* Task to complete:
Pictures aside, quote the whole listing exactly.

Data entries
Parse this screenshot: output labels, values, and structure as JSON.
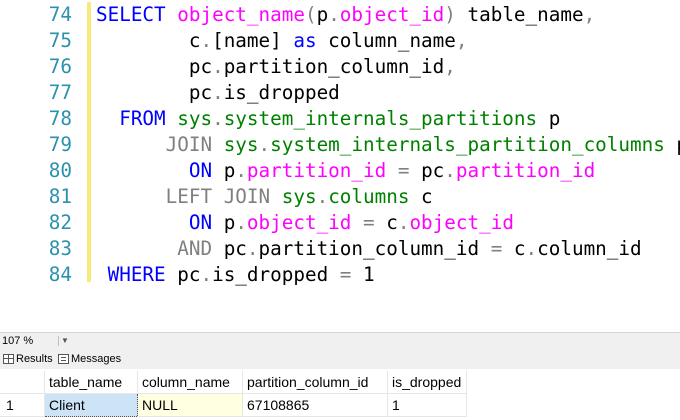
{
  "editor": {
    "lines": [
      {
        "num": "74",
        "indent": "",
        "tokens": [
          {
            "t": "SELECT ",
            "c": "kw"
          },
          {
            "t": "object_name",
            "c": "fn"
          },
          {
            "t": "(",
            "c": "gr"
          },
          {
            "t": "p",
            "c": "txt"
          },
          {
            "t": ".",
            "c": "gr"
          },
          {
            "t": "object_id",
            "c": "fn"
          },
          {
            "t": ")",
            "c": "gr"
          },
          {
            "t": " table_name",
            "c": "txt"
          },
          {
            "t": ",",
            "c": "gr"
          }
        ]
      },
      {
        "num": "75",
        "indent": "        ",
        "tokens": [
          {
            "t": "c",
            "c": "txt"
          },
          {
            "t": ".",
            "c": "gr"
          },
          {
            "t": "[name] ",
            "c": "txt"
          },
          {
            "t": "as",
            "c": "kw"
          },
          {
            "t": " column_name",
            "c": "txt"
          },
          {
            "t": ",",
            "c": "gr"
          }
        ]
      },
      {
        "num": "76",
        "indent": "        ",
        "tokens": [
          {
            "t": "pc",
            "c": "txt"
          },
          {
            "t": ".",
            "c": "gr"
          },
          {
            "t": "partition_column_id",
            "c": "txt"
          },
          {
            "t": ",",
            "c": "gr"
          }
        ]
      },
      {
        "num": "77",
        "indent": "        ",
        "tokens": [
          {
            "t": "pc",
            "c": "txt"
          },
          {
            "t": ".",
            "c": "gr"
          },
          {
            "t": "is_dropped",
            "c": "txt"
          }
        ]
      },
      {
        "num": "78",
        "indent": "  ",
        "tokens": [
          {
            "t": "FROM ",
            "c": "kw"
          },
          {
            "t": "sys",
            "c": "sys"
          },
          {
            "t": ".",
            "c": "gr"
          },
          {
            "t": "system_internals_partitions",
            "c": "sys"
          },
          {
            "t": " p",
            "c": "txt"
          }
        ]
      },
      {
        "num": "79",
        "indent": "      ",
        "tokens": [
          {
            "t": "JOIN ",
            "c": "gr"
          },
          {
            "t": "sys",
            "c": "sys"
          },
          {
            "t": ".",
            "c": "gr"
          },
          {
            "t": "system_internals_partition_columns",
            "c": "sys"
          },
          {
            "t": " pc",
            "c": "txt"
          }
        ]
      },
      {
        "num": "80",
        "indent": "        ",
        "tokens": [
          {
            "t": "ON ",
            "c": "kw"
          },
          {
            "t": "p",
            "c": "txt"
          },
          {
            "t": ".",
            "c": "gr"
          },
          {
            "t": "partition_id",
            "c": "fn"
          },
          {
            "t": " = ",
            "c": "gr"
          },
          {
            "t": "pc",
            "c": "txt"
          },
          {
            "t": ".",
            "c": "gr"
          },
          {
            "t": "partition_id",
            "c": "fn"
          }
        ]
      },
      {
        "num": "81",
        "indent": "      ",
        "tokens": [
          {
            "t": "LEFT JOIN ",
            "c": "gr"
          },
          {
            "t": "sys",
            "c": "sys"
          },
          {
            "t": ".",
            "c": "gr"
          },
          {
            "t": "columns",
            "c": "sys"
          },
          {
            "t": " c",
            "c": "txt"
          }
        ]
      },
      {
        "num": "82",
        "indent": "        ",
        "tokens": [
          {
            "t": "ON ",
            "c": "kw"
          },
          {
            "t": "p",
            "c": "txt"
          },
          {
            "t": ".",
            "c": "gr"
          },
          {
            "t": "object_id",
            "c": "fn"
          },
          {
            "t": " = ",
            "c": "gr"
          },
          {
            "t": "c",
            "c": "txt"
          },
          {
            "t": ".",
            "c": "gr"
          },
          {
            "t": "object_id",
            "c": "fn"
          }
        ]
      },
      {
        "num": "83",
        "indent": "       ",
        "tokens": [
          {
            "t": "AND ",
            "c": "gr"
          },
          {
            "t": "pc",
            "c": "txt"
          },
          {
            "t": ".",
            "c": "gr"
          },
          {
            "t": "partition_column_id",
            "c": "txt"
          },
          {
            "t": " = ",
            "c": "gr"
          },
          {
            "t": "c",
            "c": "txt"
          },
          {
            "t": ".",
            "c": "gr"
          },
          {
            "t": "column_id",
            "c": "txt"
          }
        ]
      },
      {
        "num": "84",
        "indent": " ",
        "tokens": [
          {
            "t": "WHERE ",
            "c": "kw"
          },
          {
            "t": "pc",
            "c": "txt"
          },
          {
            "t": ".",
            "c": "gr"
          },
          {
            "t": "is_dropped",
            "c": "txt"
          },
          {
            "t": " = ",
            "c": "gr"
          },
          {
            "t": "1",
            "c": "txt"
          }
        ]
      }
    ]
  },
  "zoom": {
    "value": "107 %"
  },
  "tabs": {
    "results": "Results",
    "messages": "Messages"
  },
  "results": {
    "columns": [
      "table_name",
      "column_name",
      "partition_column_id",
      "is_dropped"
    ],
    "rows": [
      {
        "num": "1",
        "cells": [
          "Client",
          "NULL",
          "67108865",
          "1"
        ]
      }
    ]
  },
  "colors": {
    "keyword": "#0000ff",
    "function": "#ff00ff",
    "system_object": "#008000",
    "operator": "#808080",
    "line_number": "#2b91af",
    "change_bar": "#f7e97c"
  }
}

* Output of the exercise:
Parse this screenshot: output labels, values, and structure as JSON.
{
  "editor": {
    "lines": [
      {
        "num": "74",
        "indent": "",
        "tokens": [
          {
            "t": "SELECT ",
            "c": "kw"
          },
          {
            "t": "object_name",
            "c": "fn"
          },
          {
            "t": "(",
            "c": "gr"
          },
          {
            "t": "p",
            "c": "txt"
          },
          {
            "t": ".",
            "c": "gr"
          },
          {
            "t": "object_id",
            "c": "fn"
          },
          {
            "t": ")",
            "c": "gr"
          },
          {
            "t": " table_name",
            "c": "txt"
          },
          {
            "t": ",",
            "c": "gr"
          }
        ]
      },
      {
        "num": "75",
        "indent": "        ",
        "tokens": [
          {
            "t": "c",
            "c": "txt"
          },
          {
            "t": ".",
            "c": "gr"
          },
          {
            "t": "[name] ",
            "c": "txt"
          },
          {
            "t": "as",
            "c": "kw"
          },
          {
            "t": " column_name",
            "c": "txt"
          },
          {
            "t": ",",
            "c": "gr"
          }
        ]
      },
      {
        "num": "76",
        "indent": "        ",
        "tokens": [
          {
            "t": "pc",
            "c": "txt"
          },
          {
            "t": ".",
            "c": "gr"
          },
          {
            "t": "partition_column_id",
            "c": "txt"
          },
          {
            "t": ",",
            "c": "gr"
          }
        ]
      },
      {
        "num": "77",
        "indent": "        ",
        "tokens": [
          {
            "t": "pc",
            "c": "txt"
          },
          {
            "t": ".",
            "c": "gr"
          },
          {
            "t": "is_dropped",
            "c": "txt"
          }
        ]
      },
      {
        "num": "78",
        "indent": "  ",
        "tokens": [
          {
            "t": "FROM ",
            "c": "kw"
          },
          {
            "t": "sys",
            "c": "sys"
          },
          {
            "t": ".",
            "c": "gr"
          },
          {
            "t": "system_internals_partitions",
            "c": "sys"
          },
          {
            "t": " p",
            "c": "txt"
          }
        ]
      },
      {
        "num": "79",
        "indent": "      ",
        "tokens": [
          {
            "t": "JOIN ",
            "c": "gr"
          },
          {
            "t": "sys",
            "c": "sys"
          },
          {
            "t": ".",
            "c": "gr"
          },
          {
            "t": "system_internals_partition_columns",
            "c": "sys"
          },
          {
            "t": " pc",
            "c": "txt"
          }
        ]
      },
      {
        "num": "80",
        "indent": "        ",
        "tokens": [
          {
            "t": "ON ",
            "c": "kw"
          },
          {
            "t": "p",
            "c": "txt"
          },
          {
            "t": ".",
            "c": "gr"
          },
          {
            "t": "partition_id",
            "c": "fn"
          },
          {
            "t": " = ",
            "c": "gr"
          },
          {
            "t": "pc",
            "c": "txt"
          },
          {
            "t": ".",
            "c": "gr"
          },
          {
            "t": "partition_id",
            "c": "fn"
          }
        ]
      },
      {
        "num": "81",
        "indent": "      ",
        "tokens": [
          {
            "t": "LEFT JOIN ",
            "c": "gr"
          },
          {
            "t": "sys",
            "c": "sys"
          },
          {
            "t": ".",
            "c": "gr"
          },
          {
            "t": "columns",
            "c": "sys"
          },
          {
            "t": " c",
            "c": "txt"
          }
        ]
      },
      {
        "num": "82",
        "indent": "        ",
        "tokens": [
          {
            "t": "ON ",
            "c": "kw"
          },
          {
            "t": "p",
            "c": "txt"
          },
          {
            "t": ".",
            "c": "gr"
          },
          {
            "t": "object_id",
            "c": "fn"
          },
          {
            "t": " = ",
            "c": "gr"
          },
          {
            "t": "c",
            "c": "txt"
          },
          {
            "t": ".",
            "c": "gr"
          },
          {
            "t": "object_id",
            "c": "fn"
          }
        ]
      },
      {
        "num": "83",
        "indent": "       ",
        "tokens": [
          {
            "t": "AND ",
            "c": "gr"
          },
          {
            "t": "pc",
            "c": "txt"
          },
          {
            "t": ".",
            "c": "gr"
          },
          {
            "t": "partition_column_id",
            "c": "txt"
          },
          {
            "t": " = ",
            "c": "gr"
          },
          {
            "t": "c",
            "c": "txt"
          },
          {
            "t": ".",
            "c": "gr"
          },
          {
            "t": "column_id",
            "c": "txt"
          }
        ]
      },
      {
        "num": "84",
        "indent": " ",
        "tokens": [
          {
            "t": "WHERE ",
            "c": "kw"
          },
          {
            "t": "pc",
            "c": "txt"
          },
          {
            "t": ".",
            "c": "gr"
          },
          {
            "t": "is_dropped",
            "c": "txt"
          },
          {
            "t": " = ",
            "c": "gr"
          },
          {
            "t": "1",
            "c": "txt"
          }
        ]
      }
    ]
  },
  "zoom": {
    "value": "107 %"
  },
  "tabs": {
    "results": "Results",
    "messages": "Messages"
  },
  "results": {
    "columns": [
      "table_name",
      "column_name",
      "partition_column_id",
      "is_dropped"
    ],
    "rows": [
      {
        "num": "1",
        "cells": [
          "Client",
          "NULL",
          "67108865",
          "1"
        ]
      }
    ]
  },
  "colors": {
    "keyword": "#0000ff",
    "function": "#ff00ff",
    "system_object": "#008000",
    "operator": "#808080",
    "line_number": "#2b91af",
    "change_bar": "#f7e97c"
  }
}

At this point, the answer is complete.